◆ **Exercise instructions**:
**A)** How does the text on teaching children not to steal define borrowing?
**B)** Extend the text on teaching children not to steal by writing what comes after its last paragraph.

◆ **Source document**:
Self-Talk. Say to yourself, "My young child thinks that everything in the world belongs to her. She doesn't know that taking something that is not hers is breaking a law. I can deal with this by teaching her how to get what she wants without stealing."

Empathy. Tell yourself, "I understand that my child is tempted to take all the things she wants from the grocery store or her friends' houses. I wish that I could, too! But I know that stealing is wrong. She won't know unless I teach her!"

Teach. Tell yourself, "My job is to show or explain to my child how to get what she wants by asking politely and by not stealing, and to accept that she can't always have everything she wants. She needs to learn the rules about borrowing things from family and friends, too."

Explain the Difference between Borrowing and Stealing. When a child is old enough to understand the words, make sure you teach her the difference between borrowing and stealing. Stealing is taking something without permission; borrowing is asking for and getting permission before taking something, and then giving it back when asked to.

Beware of Legal Consequences for Stealing. Depending on local laws, some children as young as 5 years of age have been threatened with arrest by store owners when they steal something. Certainly, teens are generally arrested when they steal. No matter what the local ordinances are, teach your child to pay for things he wants and make sure he doesn't have things that don't belong to him or that you know he hasn't paid for.

(Element box annotations)
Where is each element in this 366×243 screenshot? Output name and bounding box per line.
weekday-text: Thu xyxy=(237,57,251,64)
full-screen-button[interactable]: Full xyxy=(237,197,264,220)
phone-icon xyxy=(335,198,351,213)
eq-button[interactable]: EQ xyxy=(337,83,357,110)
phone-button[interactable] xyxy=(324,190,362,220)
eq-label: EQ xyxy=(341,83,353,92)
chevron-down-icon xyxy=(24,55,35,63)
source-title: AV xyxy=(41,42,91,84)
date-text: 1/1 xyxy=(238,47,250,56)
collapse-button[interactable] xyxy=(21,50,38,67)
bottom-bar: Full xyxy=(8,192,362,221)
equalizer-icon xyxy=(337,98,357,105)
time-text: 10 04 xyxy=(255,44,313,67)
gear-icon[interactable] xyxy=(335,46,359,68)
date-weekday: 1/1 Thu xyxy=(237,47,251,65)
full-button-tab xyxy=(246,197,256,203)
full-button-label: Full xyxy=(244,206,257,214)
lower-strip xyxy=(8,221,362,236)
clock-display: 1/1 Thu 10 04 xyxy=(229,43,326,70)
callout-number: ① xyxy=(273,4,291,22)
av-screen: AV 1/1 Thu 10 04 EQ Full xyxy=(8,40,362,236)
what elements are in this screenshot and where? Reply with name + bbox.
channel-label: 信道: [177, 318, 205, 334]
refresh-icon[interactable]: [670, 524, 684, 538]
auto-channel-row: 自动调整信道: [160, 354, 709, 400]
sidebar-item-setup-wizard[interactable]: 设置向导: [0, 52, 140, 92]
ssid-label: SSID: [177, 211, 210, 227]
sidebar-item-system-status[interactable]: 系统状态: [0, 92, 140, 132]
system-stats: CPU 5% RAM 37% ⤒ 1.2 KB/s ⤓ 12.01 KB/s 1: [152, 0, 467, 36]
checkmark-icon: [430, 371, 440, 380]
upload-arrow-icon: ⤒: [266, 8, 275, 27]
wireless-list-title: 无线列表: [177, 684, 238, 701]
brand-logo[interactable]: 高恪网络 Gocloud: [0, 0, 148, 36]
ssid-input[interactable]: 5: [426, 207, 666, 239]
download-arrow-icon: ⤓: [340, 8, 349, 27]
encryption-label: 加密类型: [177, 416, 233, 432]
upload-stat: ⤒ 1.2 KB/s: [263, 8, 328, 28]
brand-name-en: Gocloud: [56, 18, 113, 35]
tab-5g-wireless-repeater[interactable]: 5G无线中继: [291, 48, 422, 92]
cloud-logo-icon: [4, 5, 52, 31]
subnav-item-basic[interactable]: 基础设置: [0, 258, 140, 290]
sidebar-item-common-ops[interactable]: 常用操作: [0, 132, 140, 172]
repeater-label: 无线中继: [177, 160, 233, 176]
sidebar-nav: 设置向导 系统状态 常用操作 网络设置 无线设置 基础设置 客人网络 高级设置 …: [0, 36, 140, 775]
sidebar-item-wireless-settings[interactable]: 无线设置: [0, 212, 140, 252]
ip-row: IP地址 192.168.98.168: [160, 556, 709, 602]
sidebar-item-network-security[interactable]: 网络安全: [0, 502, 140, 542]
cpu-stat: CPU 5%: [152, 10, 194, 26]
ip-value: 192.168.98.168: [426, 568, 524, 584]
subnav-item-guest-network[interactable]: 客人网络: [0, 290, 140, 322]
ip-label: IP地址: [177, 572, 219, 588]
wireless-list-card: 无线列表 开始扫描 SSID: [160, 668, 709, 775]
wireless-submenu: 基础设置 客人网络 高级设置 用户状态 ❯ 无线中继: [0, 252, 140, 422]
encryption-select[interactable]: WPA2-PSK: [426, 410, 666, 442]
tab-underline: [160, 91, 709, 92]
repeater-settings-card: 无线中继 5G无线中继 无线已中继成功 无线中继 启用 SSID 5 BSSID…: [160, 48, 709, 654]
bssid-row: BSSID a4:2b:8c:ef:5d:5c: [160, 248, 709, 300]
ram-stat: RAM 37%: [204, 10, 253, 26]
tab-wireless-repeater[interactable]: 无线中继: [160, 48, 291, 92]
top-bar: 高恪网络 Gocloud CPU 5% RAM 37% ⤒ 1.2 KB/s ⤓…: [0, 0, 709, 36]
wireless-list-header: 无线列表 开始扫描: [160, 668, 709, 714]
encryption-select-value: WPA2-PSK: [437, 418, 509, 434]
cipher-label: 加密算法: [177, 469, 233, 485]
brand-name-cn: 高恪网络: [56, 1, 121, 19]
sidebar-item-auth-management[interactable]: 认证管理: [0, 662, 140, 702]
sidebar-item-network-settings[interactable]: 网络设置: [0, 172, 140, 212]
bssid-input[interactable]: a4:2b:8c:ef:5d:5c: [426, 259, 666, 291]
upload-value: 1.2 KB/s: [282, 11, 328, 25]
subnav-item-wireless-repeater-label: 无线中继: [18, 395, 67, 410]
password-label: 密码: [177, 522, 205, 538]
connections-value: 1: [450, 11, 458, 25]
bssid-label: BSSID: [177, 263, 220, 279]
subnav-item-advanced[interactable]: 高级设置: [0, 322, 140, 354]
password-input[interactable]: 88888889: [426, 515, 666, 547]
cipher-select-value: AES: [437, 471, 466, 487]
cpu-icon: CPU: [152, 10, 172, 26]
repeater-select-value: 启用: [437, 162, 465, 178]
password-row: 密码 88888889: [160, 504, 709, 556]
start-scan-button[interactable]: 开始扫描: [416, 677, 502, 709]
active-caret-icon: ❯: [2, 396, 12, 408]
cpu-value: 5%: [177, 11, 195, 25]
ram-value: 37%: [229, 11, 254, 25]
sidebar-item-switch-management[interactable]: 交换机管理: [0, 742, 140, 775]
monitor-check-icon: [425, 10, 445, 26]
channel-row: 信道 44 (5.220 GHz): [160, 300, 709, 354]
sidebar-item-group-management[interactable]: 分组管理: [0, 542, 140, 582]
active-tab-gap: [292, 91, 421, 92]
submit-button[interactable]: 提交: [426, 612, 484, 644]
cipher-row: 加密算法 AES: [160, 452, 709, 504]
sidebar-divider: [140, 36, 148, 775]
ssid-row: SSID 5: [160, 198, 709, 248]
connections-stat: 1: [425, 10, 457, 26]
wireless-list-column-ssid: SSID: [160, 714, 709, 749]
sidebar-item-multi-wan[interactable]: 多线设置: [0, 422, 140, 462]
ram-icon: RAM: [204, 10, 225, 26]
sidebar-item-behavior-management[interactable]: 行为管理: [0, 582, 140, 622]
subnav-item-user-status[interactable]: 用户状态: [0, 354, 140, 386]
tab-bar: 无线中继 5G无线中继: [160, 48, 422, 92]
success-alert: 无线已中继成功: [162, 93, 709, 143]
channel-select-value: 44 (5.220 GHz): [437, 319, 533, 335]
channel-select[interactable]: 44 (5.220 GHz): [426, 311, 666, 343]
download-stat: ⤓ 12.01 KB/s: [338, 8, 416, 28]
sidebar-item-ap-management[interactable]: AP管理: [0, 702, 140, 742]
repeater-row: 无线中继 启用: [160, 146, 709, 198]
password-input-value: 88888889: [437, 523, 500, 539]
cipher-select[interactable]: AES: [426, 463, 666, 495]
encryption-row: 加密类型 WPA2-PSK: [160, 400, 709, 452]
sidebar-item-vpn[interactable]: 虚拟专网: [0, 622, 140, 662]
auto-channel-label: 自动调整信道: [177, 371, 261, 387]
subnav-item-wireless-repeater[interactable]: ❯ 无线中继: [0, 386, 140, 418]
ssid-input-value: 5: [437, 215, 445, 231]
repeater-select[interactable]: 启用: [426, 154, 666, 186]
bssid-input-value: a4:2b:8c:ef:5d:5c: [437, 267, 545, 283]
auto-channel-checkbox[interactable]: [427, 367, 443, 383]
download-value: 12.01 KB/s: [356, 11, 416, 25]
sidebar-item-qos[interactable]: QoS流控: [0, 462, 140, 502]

◆ **Answers to each task**:
**A)** Borrowing is asking for and getting permission before taking something, and then giving it back when asked to.

**B)**
Teach Your Child to Use Empathy. In a kind voice, ask your child how he would feel if someone took something that belonged to him and didn't ask if he could borrow it? Encourage him to talk about his feelings. Explain that taking something that doesn't belong to you or that you didn't pay for is stealing...and that stealing is against the law.

Give An Example of Borrowing. If your child wants to borrow something, tell him that means he will ask to borrow it. If the person says "Yes", then your child will have it for a little while, take good care of it, and then return it to the person who owns it. For example, he may ask to borrow his grandpa's book about horses. When his grandpa says "Yes", after he reads it, he will return it to his grandpa.

Make a "Never-have-anything-that-doesn't-belong-to-you" Rule. If you think your child does not know not to steal, inspect his backpack, and pockets of pants and jackets before school and again after school. Any new object must be accounted for by asking where it came from and then checking out the story. For example, if your child has an electronic device that you think is not his, ask him, "Where did this tablet come from?". If your child says that his friend gave it to him, contact the child who was supposed to have gifted it to your child to make sure it was indeed a gift. If it was not, make sure that your child returns the stolen item to his friend and apologizes for taking it.

Practice the Rule of "Asking Before Taking". At a neutral time-not when your child is in a hurry to go to school or is going to bed, for example-teach the rule of asking for what he wants. Say, "The rule is, when you want to have something, this is the way to ask: 'May I please have a drink? May I please play with the markers?" When you hear your child asking for something by following the rule, say, "Good job following the rule. I am glad you said 'please' and asked so politely if you could have a drink." Practice this rule each day when your child wants something at home, so he gets in the habit of using those words everywhere he goes.

Use Grandma's Rule to Get What You Want Honestly. Say, "I know that you want that new book. When you have saved the money you get from raking leaves, then you can decide if you want to buy the book with part of the money." Teaching your child to be able to cope with waiting to get what he wants and to work for what he wants are two important lessons she will benefit from learning when young.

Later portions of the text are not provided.